Stated problem:
Give every line of the data again, unchanged, but with no pictures.

Dataset excerpts:
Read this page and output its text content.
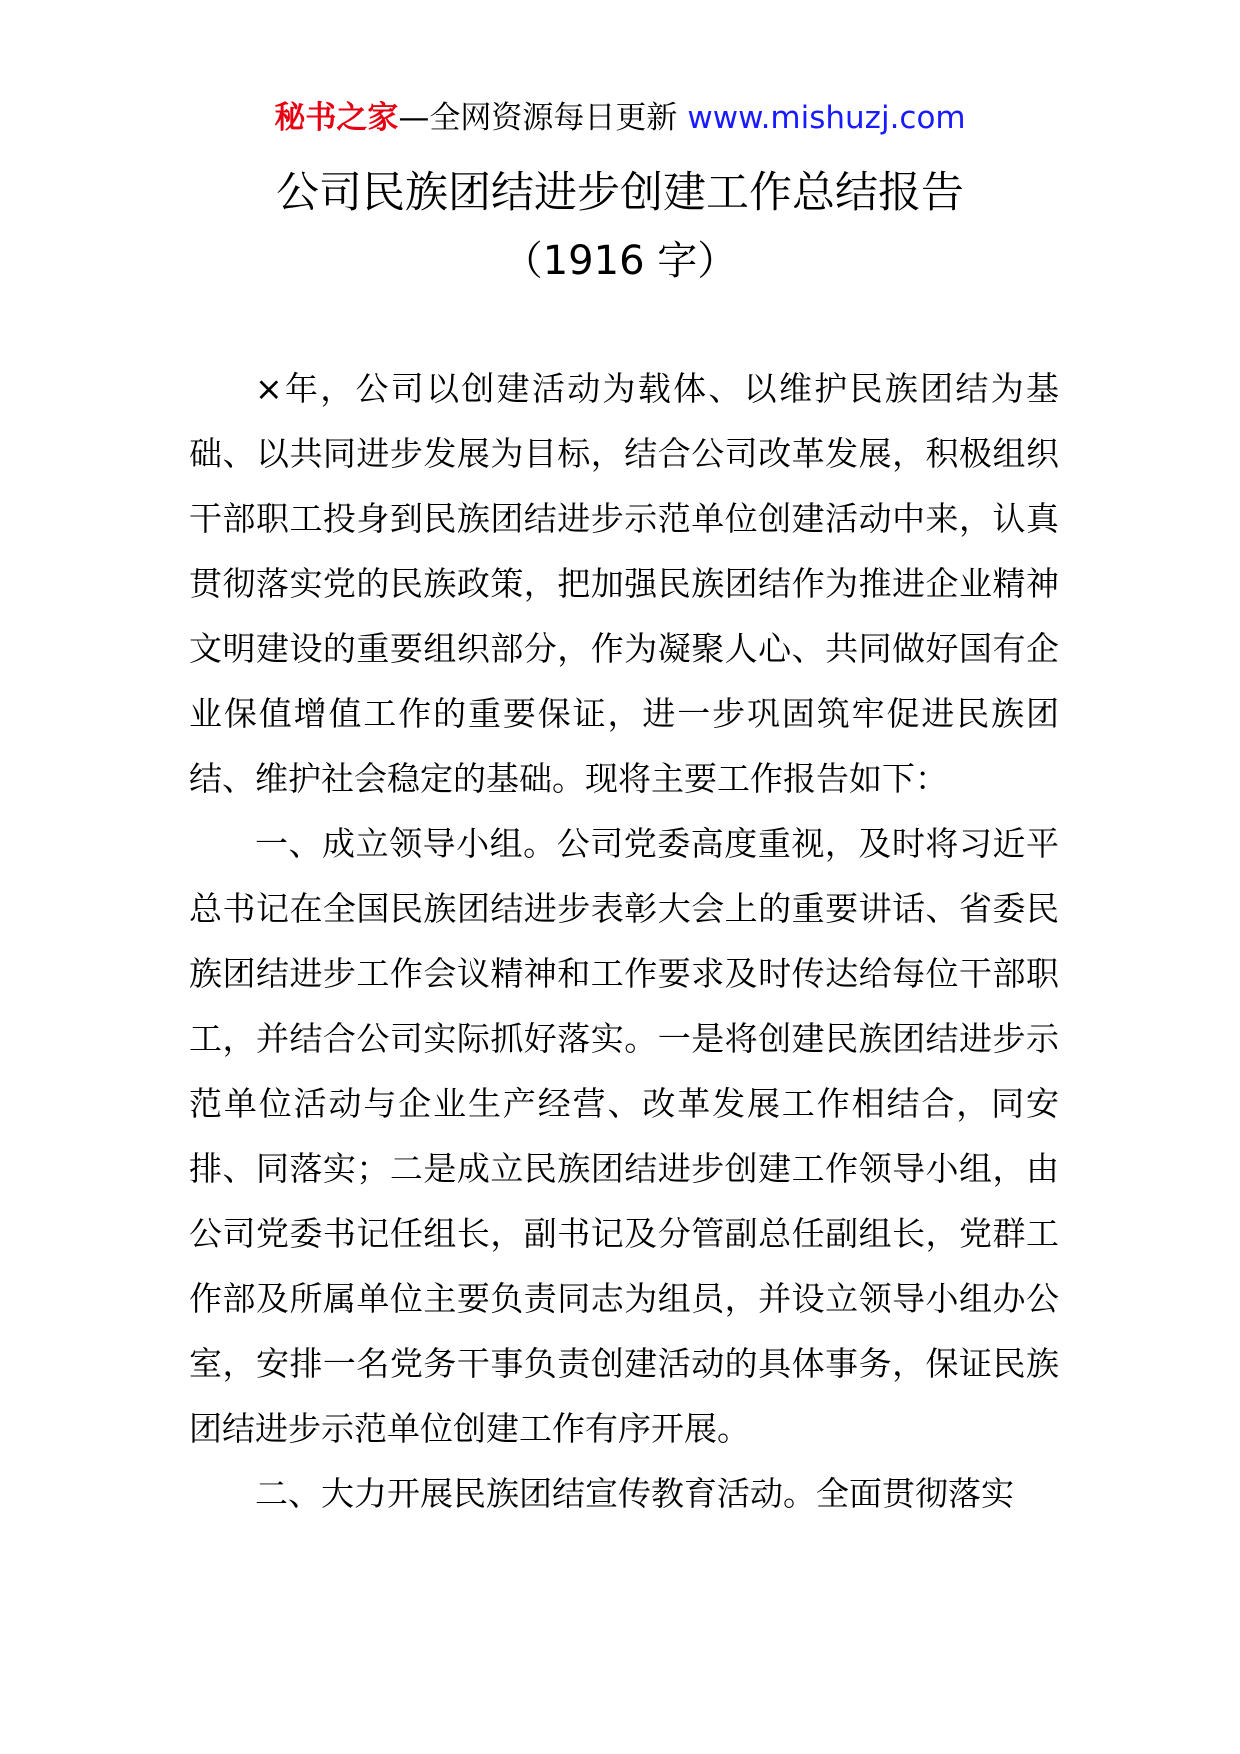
秘书之家—全网资源每日更新 www.mishuzj.com
公司民族团结进步创建工作总结报告
（1916 字）

×年，公司以创建活动为载体、以维护民族团结为基础、以共同进步发展为目标，结合公司改革发展，积极组织干部职工投身到民族团结进步示范单位创建活动中来，认真贯彻落实党的民族政策，把加强民族团结作为推进企业精神文明建设的重要组织部分，作为凝聚人心、共同做好国有企业保值增值工作的重要保证，进一步巩固筑牢促进民族团结、维护社会稳定的基础。现将主要工作报告如下：

一、成立领导小组。公司党委高度重视，及时将习近平总书记在全国民族团结进步表彰大会上的重要讲话、省委民族团结进步工作会议精神和工作要求及时传达给每位干部职工，并结合公司实际抓好落实。一是将创建民族团结进步示范单位活动与企业生产经营、改革发展工作相结合，同安排、同落实；二是成立民族团结进步创建工作领导小组，由公司党委书记任组长，副书记及分管副总任副组长，党群工作部及所属单位主要负责同志为组员，并设立领导小组办公室，安排一名党务干事负责创建活动的具体事务，保证民族团结进步示范单位创建工作有序开展。

二、大力开展民族团结宣传教育活动。全面贯彻落实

Exercise output:
Read this page and output its text content.
秘书之家—全网资源每日更新 www.mishuzj.com
公司民族团结进步创建工作总结报告
（1916 字）

×年，公司以创建活动为载体、以维护民族团结为基础、以共同进步发展为目标，结合公司改革发展，积极组织干部职工投身到民族团结进步示范单位创建活动中来，认真贯彻落实党的民族政策，把加强民族团结作为推进企业精神文明建设的重要组织部分，作为凝聚人心、共同做好国有企业保值增值工作的重要保证，进一步巩固筑牢促进民族团结、维护社会稳定的基础。现将主要工作报告如下：

一、成立领导小组。公司党委高度重视，及时将习近平总书记在全国民族团结进步表彰大会上的重要讲话、省委民族团结进步工作会议精神和工作要求及时传达给每位干部职工，并结合公司实际抓好落实。一是将创建民族团结进步示范单位活动与企业生产经营、改革发展工作相结合，同安排、同落实；二是成立民族团结进步创建工作领导小组，由公司党委书记任组长，副书记及分管副总任副组长，党群工作部及所属单位主要负责同志为组员，并设立领导小组办公室，安排一名党务干事负责创建活动的具体事务，保证民族团结进步示范单位创建工作有序开展。

二、大力开展民族团结宣传教育活动。全面贯彻落实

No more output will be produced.